### Your task
Identify the lines bearing the string "Complete" and gather them.

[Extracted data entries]
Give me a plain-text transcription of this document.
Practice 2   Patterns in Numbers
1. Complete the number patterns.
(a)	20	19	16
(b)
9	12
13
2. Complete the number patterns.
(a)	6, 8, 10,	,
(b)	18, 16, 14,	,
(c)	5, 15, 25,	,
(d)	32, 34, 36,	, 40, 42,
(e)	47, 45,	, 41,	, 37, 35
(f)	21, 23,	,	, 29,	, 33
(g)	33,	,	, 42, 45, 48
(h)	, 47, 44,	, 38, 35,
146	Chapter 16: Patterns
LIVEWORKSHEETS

### Task answer
1. Complete the number patterns.
2. Complete the number patterns.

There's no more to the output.